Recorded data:
.....

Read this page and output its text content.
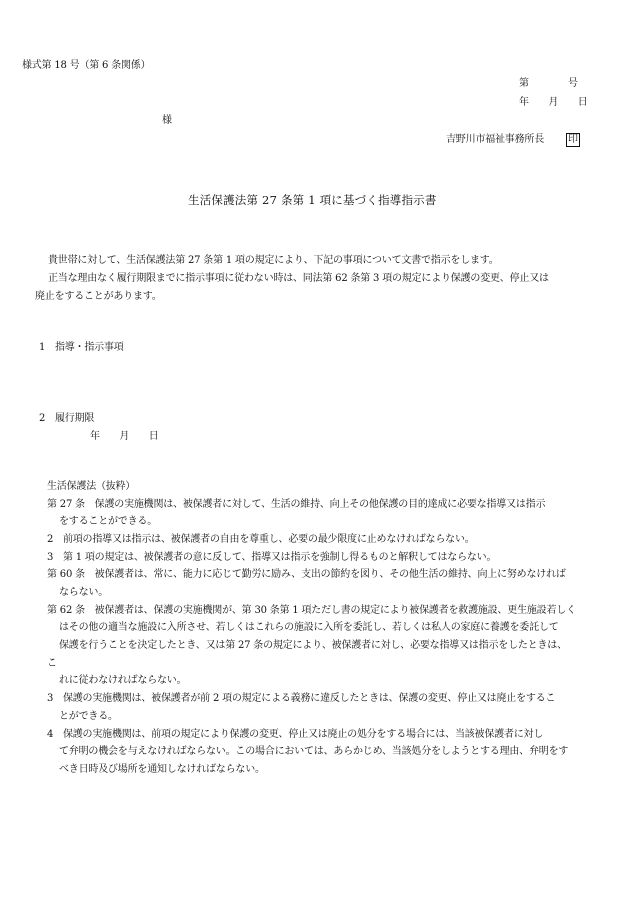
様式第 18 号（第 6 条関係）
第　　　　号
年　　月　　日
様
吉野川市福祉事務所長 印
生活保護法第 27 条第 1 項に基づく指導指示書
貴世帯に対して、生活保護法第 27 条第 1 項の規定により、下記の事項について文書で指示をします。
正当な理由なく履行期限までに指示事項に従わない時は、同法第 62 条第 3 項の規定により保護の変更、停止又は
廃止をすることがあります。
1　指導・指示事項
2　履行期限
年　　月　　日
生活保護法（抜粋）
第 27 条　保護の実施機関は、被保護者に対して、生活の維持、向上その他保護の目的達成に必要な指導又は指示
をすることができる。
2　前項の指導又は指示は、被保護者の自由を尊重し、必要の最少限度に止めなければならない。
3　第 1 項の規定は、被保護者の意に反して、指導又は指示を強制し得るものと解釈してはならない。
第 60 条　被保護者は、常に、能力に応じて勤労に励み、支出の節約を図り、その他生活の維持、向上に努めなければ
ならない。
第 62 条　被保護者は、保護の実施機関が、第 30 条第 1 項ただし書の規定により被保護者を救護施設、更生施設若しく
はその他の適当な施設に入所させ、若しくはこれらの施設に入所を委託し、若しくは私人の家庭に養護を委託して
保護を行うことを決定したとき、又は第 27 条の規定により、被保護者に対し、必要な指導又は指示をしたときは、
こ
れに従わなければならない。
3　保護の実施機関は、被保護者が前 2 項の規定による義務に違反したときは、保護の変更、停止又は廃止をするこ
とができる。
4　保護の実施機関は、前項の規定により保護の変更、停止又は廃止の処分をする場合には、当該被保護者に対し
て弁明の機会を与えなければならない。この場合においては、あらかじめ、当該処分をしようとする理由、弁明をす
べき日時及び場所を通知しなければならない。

.....

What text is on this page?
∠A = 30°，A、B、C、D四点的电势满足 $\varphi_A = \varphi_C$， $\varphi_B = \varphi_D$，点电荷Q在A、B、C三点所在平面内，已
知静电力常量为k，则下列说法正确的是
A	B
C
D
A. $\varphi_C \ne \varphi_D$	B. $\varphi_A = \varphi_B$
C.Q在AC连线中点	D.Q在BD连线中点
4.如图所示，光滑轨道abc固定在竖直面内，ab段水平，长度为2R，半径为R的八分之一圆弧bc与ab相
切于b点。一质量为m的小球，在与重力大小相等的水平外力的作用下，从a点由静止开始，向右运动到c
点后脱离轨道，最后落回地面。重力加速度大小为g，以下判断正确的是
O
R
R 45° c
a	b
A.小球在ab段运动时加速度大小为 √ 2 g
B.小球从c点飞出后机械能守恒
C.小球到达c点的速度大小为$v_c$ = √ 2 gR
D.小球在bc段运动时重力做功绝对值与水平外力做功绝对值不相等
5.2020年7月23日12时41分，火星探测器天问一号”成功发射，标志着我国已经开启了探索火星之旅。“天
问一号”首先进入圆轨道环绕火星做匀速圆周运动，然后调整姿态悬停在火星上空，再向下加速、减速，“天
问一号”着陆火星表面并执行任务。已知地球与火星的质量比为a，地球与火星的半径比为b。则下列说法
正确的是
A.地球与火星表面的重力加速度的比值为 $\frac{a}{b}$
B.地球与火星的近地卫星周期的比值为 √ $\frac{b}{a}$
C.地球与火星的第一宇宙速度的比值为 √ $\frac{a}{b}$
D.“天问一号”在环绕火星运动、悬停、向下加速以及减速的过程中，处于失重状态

.....

**Aim:** In the records above, how many lines contain the string "page"? State that number only.

**Response below:** 2